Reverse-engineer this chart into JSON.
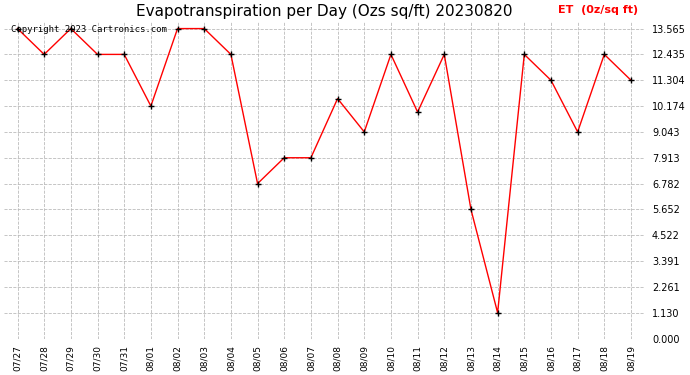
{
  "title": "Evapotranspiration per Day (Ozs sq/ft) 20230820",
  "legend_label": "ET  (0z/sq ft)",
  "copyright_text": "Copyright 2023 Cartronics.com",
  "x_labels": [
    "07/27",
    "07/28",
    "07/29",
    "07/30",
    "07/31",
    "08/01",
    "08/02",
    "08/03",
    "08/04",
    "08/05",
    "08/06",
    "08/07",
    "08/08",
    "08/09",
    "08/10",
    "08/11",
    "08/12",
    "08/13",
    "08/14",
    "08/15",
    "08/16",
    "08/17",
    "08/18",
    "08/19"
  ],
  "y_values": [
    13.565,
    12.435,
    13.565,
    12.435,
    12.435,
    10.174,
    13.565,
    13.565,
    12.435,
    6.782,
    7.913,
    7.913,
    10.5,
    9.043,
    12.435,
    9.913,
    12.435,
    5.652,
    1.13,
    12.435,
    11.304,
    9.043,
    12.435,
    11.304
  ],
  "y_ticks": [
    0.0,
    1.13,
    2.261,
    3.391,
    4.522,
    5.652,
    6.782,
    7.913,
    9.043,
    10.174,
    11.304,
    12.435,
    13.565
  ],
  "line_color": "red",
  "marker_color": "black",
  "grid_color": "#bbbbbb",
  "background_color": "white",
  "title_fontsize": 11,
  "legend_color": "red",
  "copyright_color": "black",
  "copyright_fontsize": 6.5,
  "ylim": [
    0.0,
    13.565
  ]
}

Job: With the pictures left out, transcribe the material exactly.

Task answer:
Reverse-engineer this chart into JSON.
{
  "title": "Evapotranspiration per Day (Ozs sq/ft) 20230820",
  "legend_label": "ET  (0z/sq ft)",
  "copyright_text": "Copyright 2023 Cartronics.com",
  "x_labels": [
    "07/27",
    "07/28",
    "07/29",
    "07/30",
    "07/31",
    "08/01",
    "08/02",
    "08/03",
    "08/04",
    "08/05",
    "08/06",
    "08/07",
    "08/08",
    "08/09",
    "08/10",
    "08/11",
    "08/12",
    "08/13",
    "08/14",
    "08/15",
    "08/16",
    "08/17",
    "08/18",
    "08/19"
  ],
  "y_values": [
    13.565,
    12.435,
    13.565,
    12.435,
    12.435,
    10.174,
    13.565,
    13.565,
    12.435,
    6.782,
    7.913,
    7.913,
    10.5,
    9.043,
    12.435,
    9.913,
    12.435,
    5.652,
    1.13,
    12.435,
    11.304,
    9.043,
    12.435,
    11.304
  ],
  "y_ticks": [
    0.0,
    1.13,
    2.261,
    3.391,
    4.522,
    5.652,
    6.782,
    7.913,
    9.043,
    10.174,
    11.304,
    12.435,
    13.565
  ],
  "line_color": "red",
  "marker_color": "black",
  "grid_color": "#bbbbbb",
  "background_color": "white",
  "title_fontsize": 11,
  "legend_color": "red",
  "copyright_color": "black",
  "copyright_fontsize": 6.5,
  "ylim": [
    0.0,
    13.565
  ]
}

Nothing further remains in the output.